**Task inputs:**

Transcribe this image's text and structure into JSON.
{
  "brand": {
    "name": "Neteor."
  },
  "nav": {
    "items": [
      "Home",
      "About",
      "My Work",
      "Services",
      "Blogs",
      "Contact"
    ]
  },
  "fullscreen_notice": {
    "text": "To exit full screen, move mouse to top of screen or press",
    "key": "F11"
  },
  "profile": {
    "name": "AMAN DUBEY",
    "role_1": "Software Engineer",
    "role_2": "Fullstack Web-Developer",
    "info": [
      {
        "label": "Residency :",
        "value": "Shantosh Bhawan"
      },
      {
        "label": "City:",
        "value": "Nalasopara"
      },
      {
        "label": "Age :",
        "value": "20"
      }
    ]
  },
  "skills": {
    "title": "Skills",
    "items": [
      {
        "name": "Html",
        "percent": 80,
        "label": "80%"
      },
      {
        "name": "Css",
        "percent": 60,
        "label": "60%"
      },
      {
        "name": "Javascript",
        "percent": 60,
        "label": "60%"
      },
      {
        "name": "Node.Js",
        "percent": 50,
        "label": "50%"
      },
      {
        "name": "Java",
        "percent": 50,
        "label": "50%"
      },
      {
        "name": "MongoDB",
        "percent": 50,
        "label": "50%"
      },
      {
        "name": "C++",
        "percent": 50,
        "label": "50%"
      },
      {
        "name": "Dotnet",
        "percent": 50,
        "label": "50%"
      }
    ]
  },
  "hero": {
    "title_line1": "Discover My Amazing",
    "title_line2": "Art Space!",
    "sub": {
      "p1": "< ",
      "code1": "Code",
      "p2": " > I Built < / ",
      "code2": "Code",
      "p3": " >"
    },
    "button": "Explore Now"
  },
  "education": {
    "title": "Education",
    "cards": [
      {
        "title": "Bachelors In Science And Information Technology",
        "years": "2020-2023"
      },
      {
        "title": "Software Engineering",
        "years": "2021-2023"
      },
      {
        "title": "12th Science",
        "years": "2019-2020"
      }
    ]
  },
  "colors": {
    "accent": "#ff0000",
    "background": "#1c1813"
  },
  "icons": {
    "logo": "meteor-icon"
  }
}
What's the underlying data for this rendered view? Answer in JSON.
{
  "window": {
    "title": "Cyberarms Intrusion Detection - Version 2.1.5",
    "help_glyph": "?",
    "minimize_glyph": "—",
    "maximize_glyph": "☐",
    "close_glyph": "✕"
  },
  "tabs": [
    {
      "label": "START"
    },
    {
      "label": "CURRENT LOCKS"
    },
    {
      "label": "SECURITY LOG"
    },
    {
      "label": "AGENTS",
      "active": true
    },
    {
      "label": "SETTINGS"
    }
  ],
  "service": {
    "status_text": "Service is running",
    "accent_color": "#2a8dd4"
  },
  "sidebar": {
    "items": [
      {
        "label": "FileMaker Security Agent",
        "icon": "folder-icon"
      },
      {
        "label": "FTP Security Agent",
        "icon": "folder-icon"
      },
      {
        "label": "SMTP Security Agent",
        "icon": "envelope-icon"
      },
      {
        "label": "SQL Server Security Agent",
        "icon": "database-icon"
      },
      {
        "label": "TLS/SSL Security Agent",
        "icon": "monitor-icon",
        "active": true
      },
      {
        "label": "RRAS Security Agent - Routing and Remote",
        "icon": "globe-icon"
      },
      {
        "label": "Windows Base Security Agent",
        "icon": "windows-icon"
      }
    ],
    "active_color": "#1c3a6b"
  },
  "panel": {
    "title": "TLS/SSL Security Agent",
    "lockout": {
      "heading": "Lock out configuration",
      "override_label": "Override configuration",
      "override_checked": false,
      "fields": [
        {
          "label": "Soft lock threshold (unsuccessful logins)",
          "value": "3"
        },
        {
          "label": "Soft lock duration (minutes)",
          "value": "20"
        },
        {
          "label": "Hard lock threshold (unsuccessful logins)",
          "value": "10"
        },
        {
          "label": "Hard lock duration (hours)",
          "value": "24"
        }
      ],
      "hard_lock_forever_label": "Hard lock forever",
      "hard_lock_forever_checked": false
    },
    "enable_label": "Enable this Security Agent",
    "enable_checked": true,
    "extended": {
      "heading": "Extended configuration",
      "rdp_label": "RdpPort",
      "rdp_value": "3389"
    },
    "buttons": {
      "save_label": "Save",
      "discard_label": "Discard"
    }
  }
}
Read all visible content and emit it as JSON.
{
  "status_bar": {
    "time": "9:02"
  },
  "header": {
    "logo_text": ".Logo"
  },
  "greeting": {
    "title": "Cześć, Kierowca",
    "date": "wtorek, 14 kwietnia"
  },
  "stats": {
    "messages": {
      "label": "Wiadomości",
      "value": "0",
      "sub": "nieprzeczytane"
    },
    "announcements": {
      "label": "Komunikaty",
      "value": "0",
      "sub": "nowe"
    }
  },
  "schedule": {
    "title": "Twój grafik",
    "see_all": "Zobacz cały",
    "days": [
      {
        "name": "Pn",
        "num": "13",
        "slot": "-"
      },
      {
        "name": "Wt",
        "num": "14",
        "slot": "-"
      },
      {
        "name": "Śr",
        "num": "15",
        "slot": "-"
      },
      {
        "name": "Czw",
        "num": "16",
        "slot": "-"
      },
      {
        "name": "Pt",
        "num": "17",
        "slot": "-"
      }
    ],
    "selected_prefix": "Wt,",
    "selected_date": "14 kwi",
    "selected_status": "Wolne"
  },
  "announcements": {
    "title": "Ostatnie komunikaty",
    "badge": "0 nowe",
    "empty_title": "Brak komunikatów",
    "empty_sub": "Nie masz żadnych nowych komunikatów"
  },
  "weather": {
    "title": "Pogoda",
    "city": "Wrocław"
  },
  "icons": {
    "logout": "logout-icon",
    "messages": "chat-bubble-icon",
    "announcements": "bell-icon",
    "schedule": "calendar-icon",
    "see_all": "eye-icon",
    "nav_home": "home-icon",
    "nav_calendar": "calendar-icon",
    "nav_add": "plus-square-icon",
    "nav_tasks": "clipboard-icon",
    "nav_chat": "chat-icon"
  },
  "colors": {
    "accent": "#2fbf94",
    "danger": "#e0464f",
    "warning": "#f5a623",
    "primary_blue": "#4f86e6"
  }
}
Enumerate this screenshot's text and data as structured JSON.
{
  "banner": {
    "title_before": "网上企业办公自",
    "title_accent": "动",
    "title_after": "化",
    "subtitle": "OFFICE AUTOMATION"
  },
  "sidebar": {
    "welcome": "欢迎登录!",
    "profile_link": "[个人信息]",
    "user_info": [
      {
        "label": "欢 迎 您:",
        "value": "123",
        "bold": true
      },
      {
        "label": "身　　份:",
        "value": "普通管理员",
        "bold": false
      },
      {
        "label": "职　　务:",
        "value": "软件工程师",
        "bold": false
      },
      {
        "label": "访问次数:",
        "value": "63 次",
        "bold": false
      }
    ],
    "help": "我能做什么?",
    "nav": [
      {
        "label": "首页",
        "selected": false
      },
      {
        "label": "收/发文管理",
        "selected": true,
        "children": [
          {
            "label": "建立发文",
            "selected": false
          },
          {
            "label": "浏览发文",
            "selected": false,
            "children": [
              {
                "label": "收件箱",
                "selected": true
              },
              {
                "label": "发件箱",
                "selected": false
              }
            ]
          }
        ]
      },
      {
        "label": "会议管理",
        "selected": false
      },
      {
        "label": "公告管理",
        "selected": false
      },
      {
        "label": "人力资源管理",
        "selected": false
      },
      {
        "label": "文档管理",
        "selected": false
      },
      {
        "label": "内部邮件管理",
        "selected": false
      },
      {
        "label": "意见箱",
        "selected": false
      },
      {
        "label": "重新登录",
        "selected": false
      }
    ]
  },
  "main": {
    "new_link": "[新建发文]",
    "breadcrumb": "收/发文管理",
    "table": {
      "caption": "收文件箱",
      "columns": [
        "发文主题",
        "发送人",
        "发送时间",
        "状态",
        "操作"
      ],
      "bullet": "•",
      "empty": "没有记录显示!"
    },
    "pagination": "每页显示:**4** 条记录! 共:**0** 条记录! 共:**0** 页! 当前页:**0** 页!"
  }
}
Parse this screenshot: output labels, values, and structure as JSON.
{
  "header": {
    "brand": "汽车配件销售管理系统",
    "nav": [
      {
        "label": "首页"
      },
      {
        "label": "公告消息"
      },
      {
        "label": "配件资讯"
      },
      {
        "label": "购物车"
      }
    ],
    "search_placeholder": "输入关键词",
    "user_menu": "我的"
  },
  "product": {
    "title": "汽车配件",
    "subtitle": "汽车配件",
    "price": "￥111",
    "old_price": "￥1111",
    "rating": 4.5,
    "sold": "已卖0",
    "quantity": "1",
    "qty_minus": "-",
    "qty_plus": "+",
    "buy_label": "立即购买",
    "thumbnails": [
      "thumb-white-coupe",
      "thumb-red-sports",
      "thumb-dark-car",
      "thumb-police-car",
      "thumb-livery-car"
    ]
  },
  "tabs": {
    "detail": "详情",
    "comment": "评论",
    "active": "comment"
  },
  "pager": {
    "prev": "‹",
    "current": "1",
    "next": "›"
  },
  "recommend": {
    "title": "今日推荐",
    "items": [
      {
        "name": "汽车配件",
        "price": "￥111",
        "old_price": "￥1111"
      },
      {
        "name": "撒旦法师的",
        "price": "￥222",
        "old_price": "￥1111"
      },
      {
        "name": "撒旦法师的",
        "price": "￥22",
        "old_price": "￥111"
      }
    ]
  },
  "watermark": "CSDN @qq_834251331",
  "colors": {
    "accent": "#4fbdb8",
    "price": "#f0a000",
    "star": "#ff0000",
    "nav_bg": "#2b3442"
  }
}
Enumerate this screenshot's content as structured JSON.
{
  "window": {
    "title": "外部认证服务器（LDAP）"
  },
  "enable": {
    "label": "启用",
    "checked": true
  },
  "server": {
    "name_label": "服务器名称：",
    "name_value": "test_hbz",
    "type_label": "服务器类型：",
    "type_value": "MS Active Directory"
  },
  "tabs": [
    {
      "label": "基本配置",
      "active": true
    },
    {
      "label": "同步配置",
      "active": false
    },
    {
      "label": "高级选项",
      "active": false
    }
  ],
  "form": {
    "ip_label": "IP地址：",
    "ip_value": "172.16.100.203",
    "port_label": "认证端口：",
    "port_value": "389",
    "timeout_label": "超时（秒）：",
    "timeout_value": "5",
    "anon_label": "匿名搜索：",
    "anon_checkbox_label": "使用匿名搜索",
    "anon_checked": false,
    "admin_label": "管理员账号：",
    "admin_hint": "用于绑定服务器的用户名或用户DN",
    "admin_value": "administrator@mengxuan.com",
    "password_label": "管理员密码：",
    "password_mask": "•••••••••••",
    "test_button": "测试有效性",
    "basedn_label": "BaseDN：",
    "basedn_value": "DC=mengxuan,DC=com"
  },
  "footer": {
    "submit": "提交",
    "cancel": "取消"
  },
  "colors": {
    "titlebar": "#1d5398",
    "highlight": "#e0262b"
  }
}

**Problem to work on:** Select from the material above each line in which the string "Software" appears, and list those lines.

**Solved exercise:**
    "role_1": "Software Engineer",
        "title": "Software Engineering",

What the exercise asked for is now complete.